阅读文本:
⟨

资源限制
- spec.containers[].resources.limits.cpu : CPU 上限, 可以短暂超过, 容器也不会被停止
- spec.containers[].resources.limits.memory : 内存上限, 不可以超过; 如果超过, 容器可能会被终止或调度到其他资源充足的机器上
- spec.containers[].resources.limits.ephemeral-storage : 临时存储( 容器可写层、 日志以及 EmptyDir 等) 的上限, 超过后 Pod 会被驱逐
- spec.containers[].resources.requests.cpu : CPU 请求, 也是调度 CPU 资源的依据, 可以超过
- spec.containers[].resources.requests.memory : 内存请求, 也是调度内存资源的依据, 可以超过; 但如果超过, 容器可能会在 Node 内存不足时清理
- spec.containers[].resources.requests.ephemeral-storage : 临时存储( 容器可写层、 日志以及 EmptyDir 等) 的请求, 调度容器存储的依据
健康检查
liveness probe(存活探针):来确定何时重启容器。例如,当应用程序处于运行状态但无法做进一步操作,liveness 探针将捕获到 deadlock,重启处于该状态下的容器,使应用程序在存在 bug 的情况下依然能够继续运行下去。
readiness probe(就绪探针):来确定容器是否已经就绪可以接受流量。只有当 Pod 中的容器都处于就绪状态时 kubelet 才会认定该 Pod处于就绪状态。该信号的作用是控制哪些 Pod应该作为service的后端。如果 Pod 处于非就绪状态,那么它们将会被从 service 的load balancer(负载均衡)中移除。
startupProbe(启动探测) : 指示容器中的应用是否已经启动。如果提供了启动探测(startup probe),则禁用所有其他探测,直到它成功为止。如果启动探测失败,kubelet 将杀死容器,容器服从其重启策略进行重启。如果容器没有提供启动探测,则默认状态为成功Success。

⟩

所给材料:
⟨

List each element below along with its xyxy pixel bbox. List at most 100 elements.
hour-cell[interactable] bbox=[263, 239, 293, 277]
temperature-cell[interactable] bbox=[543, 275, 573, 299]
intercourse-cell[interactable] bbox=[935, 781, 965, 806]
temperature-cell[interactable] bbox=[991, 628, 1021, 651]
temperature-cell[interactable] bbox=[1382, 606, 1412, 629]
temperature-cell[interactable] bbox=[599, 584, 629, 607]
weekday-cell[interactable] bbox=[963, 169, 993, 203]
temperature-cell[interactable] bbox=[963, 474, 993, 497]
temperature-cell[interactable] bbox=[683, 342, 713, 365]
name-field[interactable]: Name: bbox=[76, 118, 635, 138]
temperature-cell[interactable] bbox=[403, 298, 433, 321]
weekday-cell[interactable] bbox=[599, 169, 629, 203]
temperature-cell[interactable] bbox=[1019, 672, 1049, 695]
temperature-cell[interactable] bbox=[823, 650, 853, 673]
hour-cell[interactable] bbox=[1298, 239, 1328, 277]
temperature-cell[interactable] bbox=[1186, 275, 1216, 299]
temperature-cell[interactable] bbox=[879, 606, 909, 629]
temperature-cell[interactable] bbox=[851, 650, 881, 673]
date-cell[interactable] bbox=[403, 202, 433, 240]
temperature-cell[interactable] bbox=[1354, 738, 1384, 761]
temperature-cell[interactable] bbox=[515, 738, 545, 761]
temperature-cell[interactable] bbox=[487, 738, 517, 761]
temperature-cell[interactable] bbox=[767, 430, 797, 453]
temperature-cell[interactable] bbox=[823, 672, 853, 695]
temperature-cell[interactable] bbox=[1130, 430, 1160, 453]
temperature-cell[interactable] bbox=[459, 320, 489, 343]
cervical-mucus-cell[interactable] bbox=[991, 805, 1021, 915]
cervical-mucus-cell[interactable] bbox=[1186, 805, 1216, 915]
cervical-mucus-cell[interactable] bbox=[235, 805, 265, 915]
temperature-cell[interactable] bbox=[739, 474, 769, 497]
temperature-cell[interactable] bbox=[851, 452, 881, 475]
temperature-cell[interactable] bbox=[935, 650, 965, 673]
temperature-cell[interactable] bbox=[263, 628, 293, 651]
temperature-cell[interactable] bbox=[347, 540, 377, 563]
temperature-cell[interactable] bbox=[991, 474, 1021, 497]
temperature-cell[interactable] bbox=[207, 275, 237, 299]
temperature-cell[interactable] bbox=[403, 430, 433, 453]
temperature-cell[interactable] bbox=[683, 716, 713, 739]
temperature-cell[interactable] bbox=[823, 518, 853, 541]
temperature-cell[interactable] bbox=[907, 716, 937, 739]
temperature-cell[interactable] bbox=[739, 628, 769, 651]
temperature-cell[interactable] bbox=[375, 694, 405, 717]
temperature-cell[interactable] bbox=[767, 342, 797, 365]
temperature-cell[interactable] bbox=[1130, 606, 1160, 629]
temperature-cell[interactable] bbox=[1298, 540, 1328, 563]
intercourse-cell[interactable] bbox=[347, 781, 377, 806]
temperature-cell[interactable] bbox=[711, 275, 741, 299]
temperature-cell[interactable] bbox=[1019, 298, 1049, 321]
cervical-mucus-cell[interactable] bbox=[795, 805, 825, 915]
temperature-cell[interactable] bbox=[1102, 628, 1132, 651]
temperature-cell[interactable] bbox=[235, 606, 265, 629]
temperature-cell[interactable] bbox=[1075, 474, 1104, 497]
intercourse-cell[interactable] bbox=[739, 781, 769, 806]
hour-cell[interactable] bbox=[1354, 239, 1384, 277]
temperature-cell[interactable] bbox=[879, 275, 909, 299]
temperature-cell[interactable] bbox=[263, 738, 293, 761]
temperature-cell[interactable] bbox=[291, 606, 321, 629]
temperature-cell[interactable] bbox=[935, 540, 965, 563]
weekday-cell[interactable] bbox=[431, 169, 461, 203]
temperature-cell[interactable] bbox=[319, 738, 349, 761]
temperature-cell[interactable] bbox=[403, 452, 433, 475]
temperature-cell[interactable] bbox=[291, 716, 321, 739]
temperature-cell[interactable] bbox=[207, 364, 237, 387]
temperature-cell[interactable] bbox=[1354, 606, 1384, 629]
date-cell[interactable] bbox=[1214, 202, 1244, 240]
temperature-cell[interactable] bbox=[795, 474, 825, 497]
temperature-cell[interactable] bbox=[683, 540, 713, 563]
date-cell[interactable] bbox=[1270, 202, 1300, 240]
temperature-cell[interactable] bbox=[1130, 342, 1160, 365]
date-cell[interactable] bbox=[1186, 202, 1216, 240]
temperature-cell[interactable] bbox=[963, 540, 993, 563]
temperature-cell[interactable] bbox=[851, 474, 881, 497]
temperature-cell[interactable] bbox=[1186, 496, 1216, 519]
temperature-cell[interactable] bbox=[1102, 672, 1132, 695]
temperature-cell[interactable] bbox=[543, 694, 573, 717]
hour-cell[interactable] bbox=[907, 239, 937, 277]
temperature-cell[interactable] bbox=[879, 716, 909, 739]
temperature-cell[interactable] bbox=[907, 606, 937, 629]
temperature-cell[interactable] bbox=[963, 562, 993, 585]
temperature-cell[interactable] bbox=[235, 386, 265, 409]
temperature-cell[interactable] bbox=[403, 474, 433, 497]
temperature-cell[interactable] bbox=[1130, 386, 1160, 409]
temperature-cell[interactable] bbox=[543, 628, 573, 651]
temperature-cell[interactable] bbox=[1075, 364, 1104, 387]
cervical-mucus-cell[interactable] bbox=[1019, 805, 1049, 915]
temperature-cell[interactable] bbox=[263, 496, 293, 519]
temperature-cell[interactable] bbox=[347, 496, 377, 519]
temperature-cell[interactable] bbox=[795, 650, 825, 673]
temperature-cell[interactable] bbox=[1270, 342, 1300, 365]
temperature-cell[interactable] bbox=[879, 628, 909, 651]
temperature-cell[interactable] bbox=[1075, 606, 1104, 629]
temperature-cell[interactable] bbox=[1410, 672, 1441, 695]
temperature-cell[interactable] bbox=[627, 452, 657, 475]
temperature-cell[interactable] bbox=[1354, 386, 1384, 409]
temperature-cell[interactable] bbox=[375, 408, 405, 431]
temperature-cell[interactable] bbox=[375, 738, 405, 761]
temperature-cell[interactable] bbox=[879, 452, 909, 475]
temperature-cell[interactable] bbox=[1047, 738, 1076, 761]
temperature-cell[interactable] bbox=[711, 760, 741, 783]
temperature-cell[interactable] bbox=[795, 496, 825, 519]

⟩

练习任务:
a - 根据资源限制与健康检查一文,回答下列问题:
(i) 临时存储用量超过 limits.ephemeral-storage 后会发生什么?
(ii) kubelet 在什么情况下才会认定 Pod 处于就绪状态?
(iii) 容器没有提供启动探测时,默认状态是什么?
b - 接着资源限制与健康检查一文的最后一句往下写。
这些条目是单独的材料,与资源限制与健康检查一文互不相干。

逐题答案:
a -
(i) Pod 会被驱逐。
(ii) 只有当 Pod 中的容器都处于就绪状态时。
(iii) 默认状态为成功 Success。

b -
存活探针
1.定义 liveness exec请求
apiVersion: v1
kind: Pod
metadata:
labels:
test: liveness
name: liveness-exec
spec:
containers:
- name: liveness
image: busybox
args:
- /bin/sh
- -c
- touch /tmp/healthy; sleep 30; rm -rf /tmp/healthy; sleep 600
livenessProbe:
exec:
command: # kubelet 在容器内执行命令 cat /tmp/healthy 来进行探测。 如果命令执行成功并且返回值为 0,kubelet 就会认为这个容器是健康存活的
- cat
- /tmp/healthy
initialDelaySeconds: 5
periodSeconds: 5
~
调度失败后会进行容器重启
# kubectl describe pod liveness-exec
Events:
Type Reason Age From Message
---- ------ ---- ---- -------
Normal Scheduled 2m2s default-scheduler Successfully assigned default/liveness-exec to k8s-node1
Normal Pulled 104s kubelet Successfully pulled image "busybox" in 15.638033484s
Warning Unhealthy 62s (x3 over 72s) kubelet Liveness probe failed: cat: can't open '/tmp/healthy': No such file or directory
Normal Killing 62s kubelet Container liveness failed liveness probe, will be restarted
Normal Pulling 32s (x2 over 119s) kubelet Pulling image "busybox"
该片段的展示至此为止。